[OBJECTIVE]
Present each line of the entries below that holds the word "нужно".

[DATA]
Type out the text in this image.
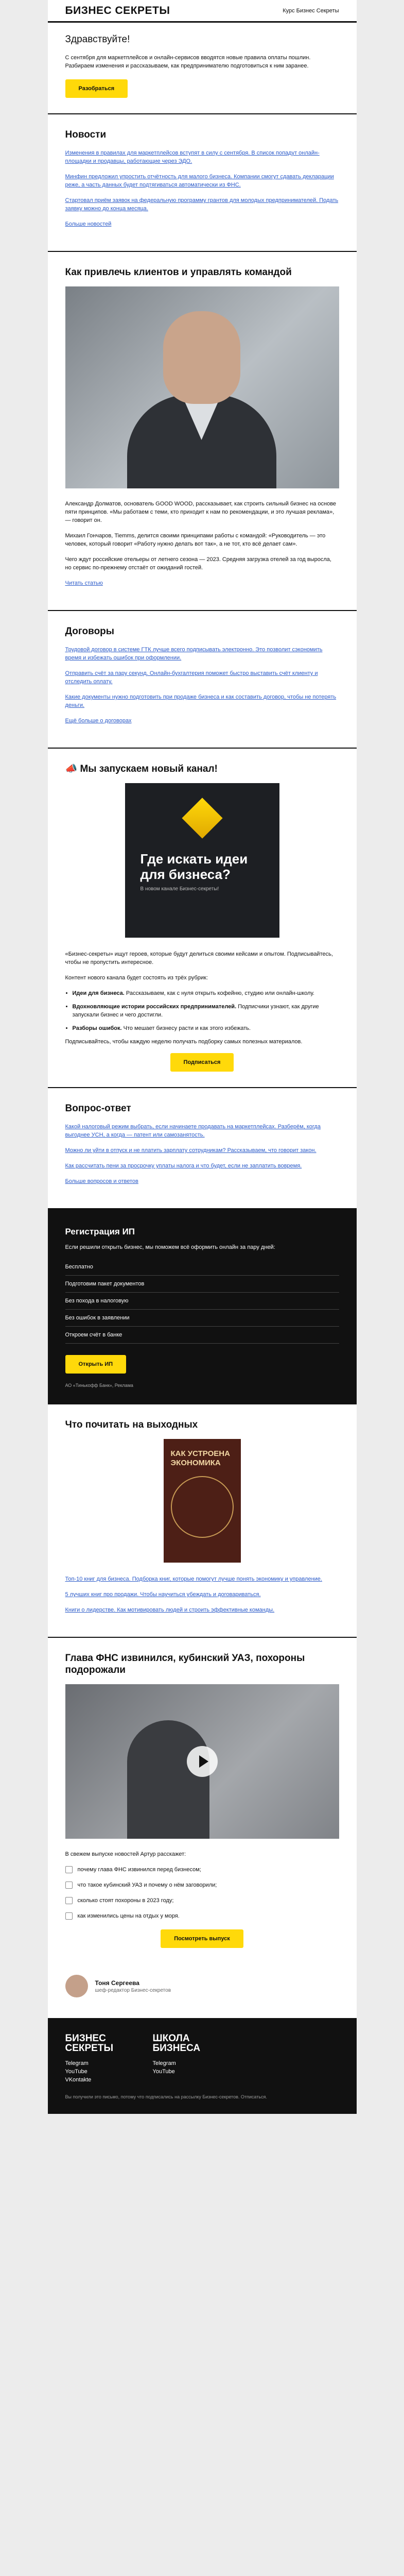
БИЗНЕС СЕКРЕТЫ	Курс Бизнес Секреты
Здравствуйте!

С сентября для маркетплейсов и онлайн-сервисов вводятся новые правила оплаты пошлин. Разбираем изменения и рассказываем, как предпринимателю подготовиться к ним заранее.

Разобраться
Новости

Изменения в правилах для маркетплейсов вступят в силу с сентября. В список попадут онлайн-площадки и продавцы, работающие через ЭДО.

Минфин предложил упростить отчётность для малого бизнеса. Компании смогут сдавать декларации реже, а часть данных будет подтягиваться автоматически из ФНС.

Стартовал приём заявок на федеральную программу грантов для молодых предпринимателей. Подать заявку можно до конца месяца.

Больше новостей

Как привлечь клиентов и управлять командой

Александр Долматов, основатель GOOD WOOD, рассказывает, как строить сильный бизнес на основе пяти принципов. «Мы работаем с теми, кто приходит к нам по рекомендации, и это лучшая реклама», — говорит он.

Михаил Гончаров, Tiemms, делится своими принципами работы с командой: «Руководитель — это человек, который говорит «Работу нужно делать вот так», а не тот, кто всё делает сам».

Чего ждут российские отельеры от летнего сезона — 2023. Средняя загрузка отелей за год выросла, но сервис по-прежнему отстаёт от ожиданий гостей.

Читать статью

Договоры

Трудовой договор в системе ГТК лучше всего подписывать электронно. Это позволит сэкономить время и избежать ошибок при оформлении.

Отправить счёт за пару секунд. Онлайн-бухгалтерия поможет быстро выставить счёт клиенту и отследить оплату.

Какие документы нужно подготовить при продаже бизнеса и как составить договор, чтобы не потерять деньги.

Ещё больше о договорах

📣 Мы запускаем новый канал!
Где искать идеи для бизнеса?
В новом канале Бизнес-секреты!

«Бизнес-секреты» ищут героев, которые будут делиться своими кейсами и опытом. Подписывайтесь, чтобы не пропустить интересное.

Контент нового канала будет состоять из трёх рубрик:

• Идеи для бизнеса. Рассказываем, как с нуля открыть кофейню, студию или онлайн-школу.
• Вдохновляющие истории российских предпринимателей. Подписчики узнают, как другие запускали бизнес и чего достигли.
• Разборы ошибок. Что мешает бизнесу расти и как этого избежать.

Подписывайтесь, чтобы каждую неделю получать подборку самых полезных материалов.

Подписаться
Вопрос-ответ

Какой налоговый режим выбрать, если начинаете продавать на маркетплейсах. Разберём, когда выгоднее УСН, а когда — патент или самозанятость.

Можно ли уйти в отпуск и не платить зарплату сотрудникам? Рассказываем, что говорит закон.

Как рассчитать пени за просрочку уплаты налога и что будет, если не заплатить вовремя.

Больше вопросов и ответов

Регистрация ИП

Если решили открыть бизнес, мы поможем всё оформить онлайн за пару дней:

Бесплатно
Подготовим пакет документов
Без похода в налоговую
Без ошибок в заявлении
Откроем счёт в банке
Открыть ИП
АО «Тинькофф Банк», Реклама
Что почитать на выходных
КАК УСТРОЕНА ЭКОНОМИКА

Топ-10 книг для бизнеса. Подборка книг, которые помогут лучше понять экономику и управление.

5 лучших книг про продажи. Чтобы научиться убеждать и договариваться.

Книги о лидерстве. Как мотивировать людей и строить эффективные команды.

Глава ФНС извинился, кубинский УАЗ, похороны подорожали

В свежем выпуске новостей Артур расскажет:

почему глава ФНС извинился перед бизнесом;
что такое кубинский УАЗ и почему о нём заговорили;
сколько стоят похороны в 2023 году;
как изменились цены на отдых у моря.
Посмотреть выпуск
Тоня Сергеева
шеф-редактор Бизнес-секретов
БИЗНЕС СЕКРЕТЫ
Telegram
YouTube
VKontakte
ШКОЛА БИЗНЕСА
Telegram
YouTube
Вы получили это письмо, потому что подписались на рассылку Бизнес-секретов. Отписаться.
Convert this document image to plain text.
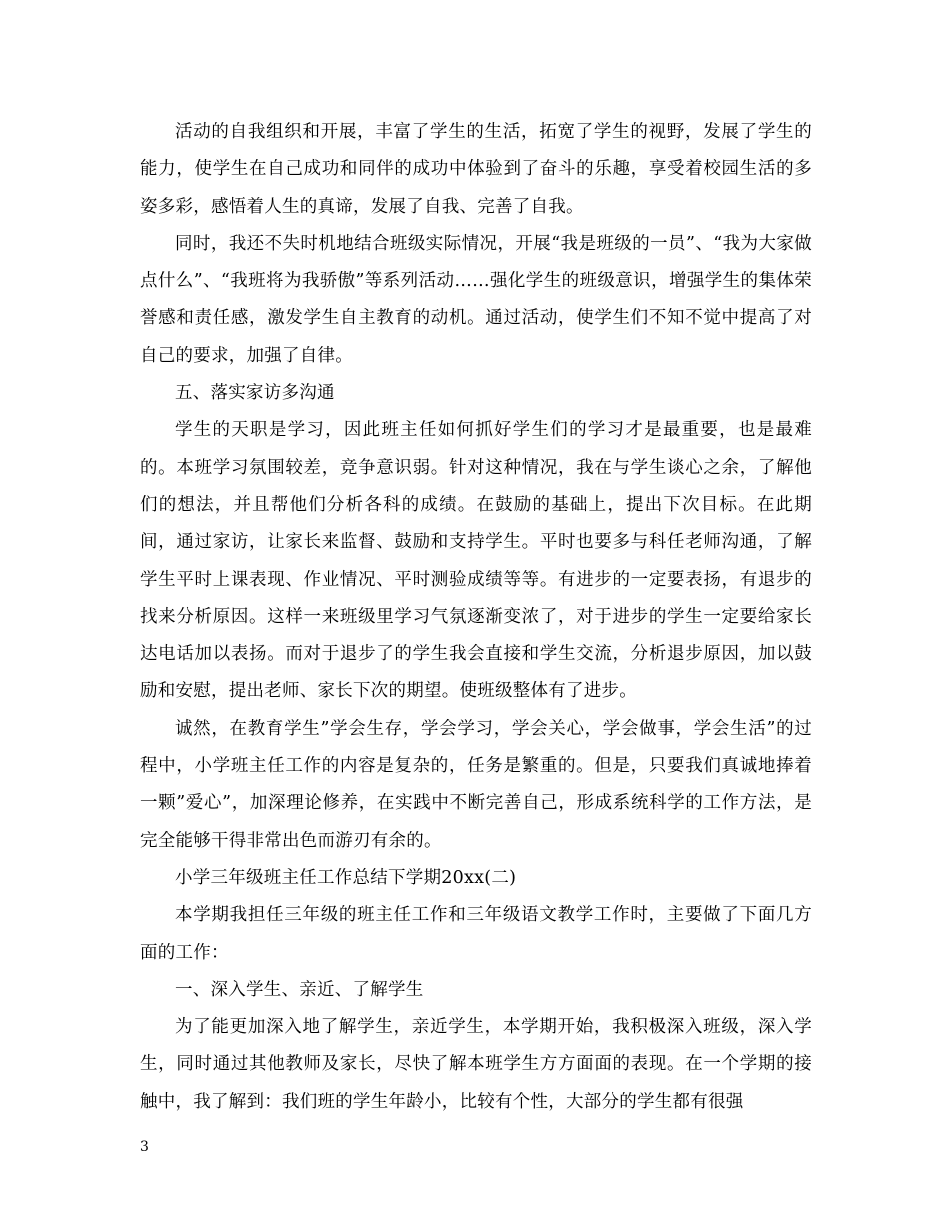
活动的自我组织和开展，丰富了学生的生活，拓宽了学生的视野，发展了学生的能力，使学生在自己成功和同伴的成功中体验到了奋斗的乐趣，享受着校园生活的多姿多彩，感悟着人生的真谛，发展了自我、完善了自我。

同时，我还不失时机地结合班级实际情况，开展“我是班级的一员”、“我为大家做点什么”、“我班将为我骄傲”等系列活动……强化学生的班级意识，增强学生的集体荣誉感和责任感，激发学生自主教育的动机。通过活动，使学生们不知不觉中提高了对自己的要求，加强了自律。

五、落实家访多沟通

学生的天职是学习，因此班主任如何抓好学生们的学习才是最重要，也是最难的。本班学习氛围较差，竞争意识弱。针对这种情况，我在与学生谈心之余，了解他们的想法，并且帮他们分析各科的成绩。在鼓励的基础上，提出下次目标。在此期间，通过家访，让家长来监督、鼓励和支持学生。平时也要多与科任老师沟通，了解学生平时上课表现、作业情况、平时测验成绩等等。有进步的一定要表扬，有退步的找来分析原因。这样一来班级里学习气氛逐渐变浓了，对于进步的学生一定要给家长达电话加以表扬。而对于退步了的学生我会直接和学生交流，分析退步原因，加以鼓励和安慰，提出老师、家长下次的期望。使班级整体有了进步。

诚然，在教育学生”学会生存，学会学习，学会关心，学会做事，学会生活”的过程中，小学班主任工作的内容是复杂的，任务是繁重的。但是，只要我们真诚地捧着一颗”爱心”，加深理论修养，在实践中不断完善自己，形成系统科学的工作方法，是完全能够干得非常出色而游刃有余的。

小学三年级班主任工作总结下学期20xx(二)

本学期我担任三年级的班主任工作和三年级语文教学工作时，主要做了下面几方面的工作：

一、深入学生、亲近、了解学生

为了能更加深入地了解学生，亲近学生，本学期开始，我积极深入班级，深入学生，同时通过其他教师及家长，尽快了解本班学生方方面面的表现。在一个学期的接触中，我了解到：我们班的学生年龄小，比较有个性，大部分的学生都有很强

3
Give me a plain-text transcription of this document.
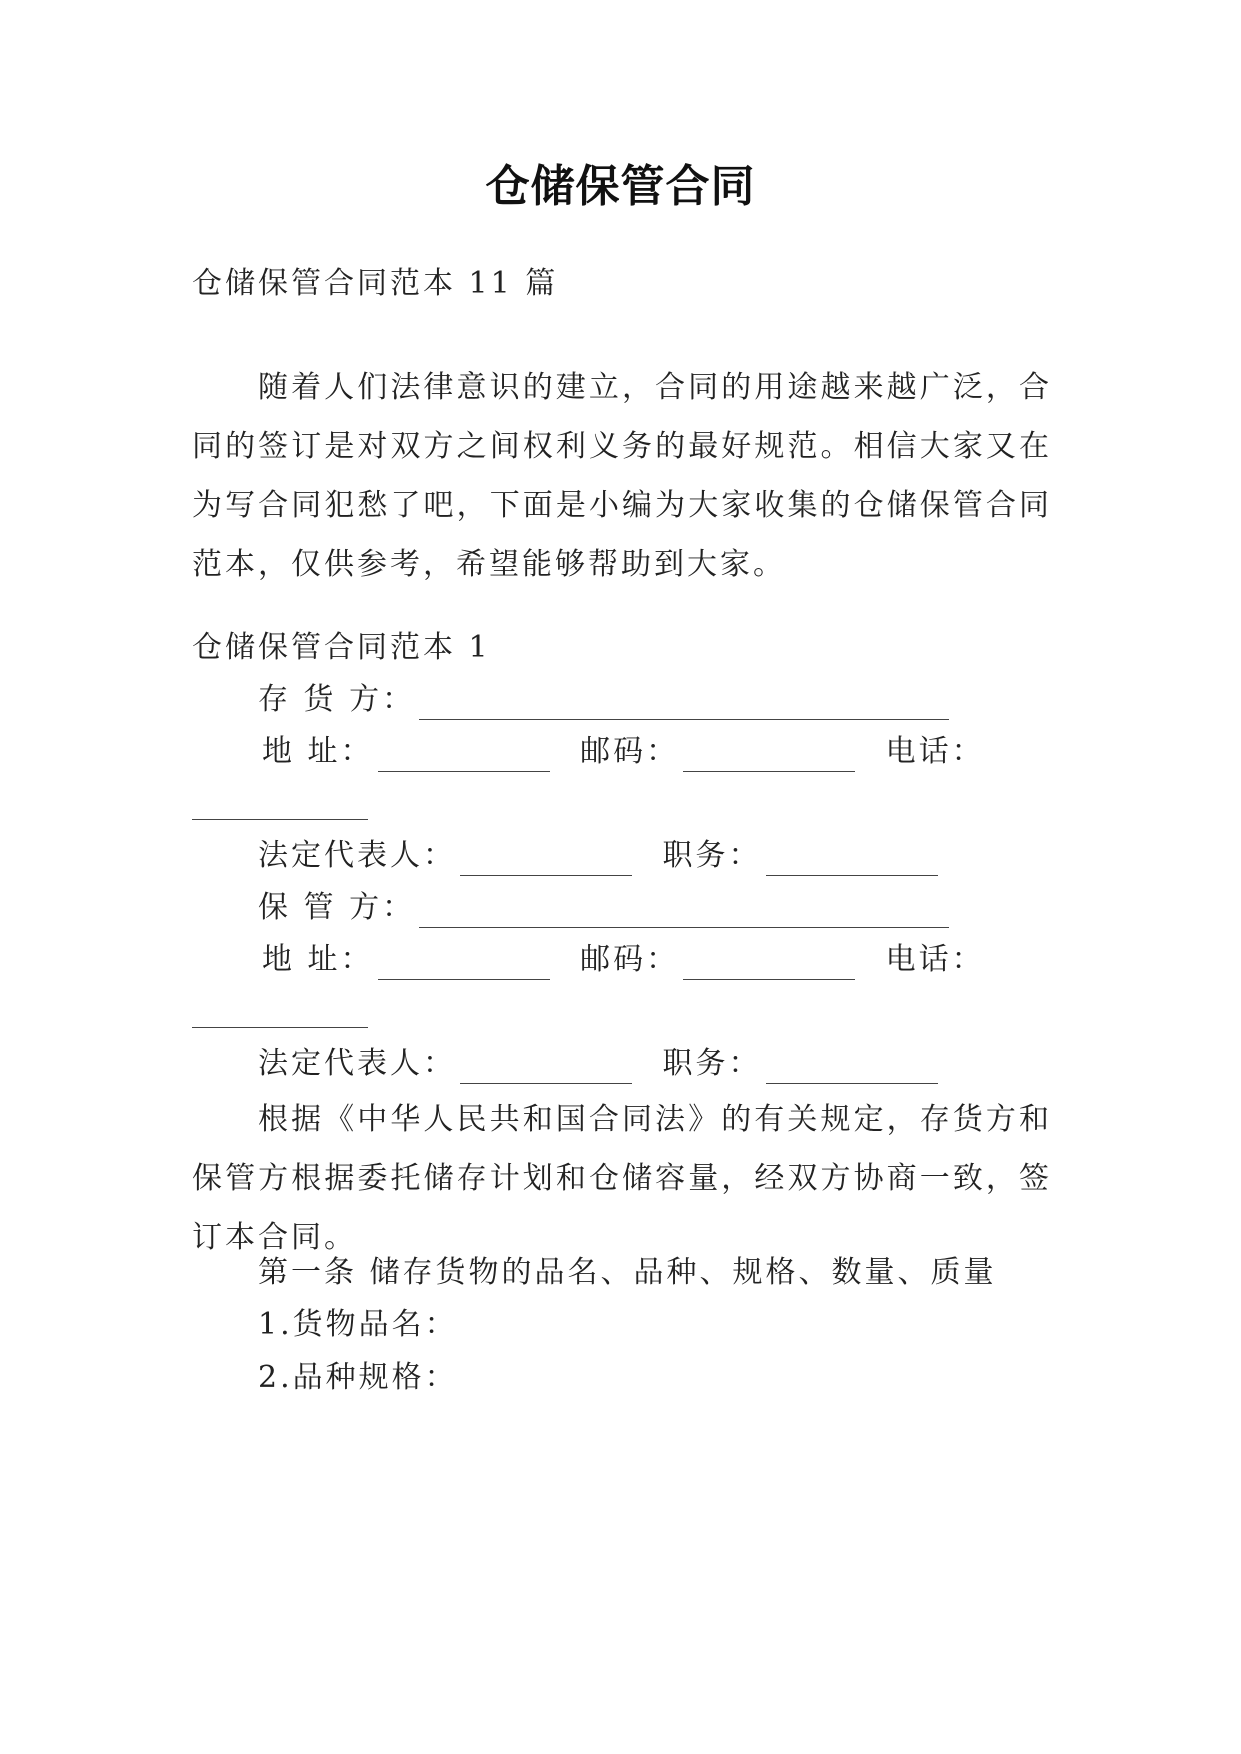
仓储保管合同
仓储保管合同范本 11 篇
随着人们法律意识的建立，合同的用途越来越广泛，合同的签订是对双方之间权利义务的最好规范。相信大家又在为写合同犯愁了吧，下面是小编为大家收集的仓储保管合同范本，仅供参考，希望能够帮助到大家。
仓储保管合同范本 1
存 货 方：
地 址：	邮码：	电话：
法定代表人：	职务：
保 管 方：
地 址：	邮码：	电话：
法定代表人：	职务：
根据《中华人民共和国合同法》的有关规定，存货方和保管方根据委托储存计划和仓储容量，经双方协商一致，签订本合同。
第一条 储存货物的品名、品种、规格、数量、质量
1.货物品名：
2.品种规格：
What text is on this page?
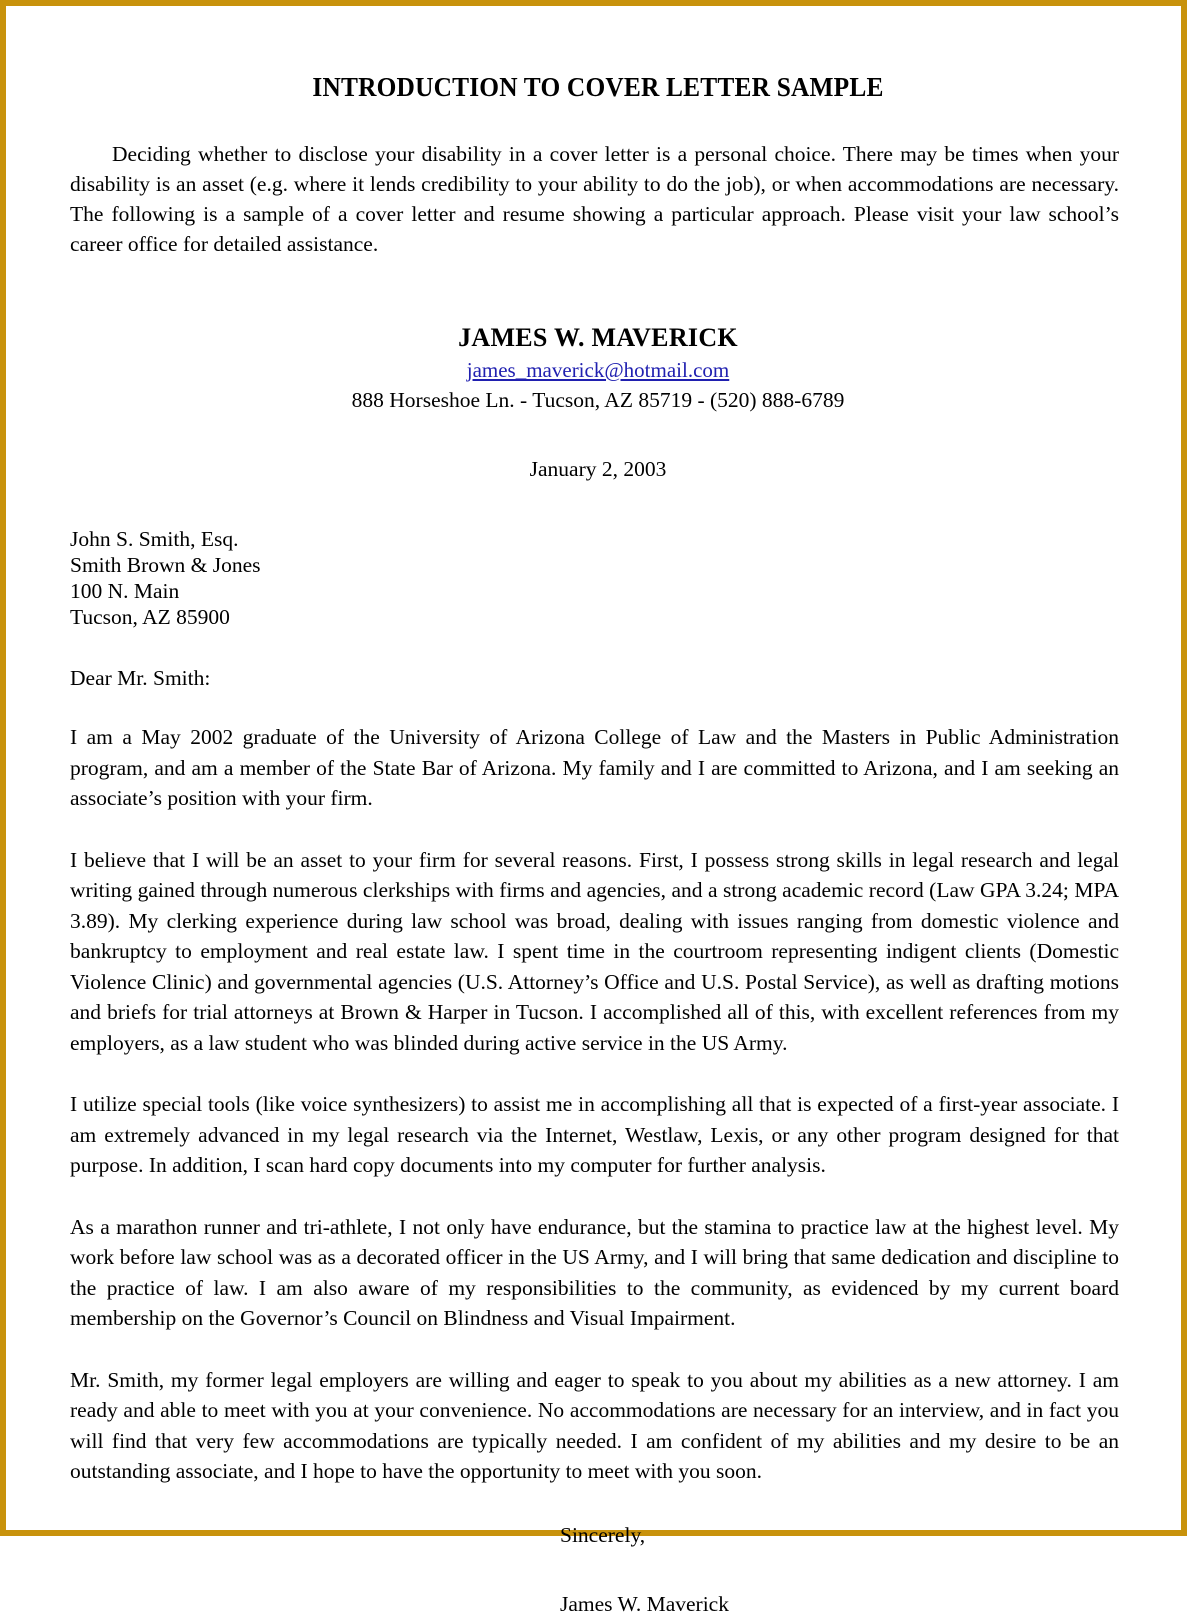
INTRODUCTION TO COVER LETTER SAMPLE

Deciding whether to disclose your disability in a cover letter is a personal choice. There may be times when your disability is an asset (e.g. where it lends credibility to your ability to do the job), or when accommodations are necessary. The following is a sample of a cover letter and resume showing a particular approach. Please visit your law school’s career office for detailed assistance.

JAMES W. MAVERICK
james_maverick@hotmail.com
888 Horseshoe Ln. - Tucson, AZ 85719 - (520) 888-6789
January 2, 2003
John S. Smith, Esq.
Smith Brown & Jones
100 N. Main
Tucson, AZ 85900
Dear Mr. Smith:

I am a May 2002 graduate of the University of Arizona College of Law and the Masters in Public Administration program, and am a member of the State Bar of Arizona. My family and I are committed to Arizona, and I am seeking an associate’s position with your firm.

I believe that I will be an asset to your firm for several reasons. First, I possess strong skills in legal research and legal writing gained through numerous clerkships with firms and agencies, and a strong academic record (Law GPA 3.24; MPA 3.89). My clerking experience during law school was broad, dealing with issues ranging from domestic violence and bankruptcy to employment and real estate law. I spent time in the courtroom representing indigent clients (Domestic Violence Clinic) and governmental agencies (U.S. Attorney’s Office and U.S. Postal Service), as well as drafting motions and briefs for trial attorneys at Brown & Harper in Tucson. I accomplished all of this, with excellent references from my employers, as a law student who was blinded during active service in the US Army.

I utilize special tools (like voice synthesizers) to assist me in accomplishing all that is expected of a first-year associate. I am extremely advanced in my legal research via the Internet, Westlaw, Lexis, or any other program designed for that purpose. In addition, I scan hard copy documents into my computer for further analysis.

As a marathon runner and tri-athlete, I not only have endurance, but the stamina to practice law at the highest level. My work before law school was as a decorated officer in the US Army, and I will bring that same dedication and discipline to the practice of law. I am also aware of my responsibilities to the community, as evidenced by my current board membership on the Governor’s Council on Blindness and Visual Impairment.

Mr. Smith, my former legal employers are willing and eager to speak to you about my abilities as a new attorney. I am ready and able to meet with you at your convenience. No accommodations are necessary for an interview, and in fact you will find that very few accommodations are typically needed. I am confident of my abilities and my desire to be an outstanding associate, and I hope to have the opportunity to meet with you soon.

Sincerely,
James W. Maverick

[ANSWER]
Михаил Гончаров, Tiemms, делится своими принципами работы с командой: «Руководитель — это человек, который говорит «Работу нужно делать вот так», а не тот, кто всё делает сам».
Какие документы нужно подготовить при продаже бизнеса и как составить договор, чтобы не потерять деньги.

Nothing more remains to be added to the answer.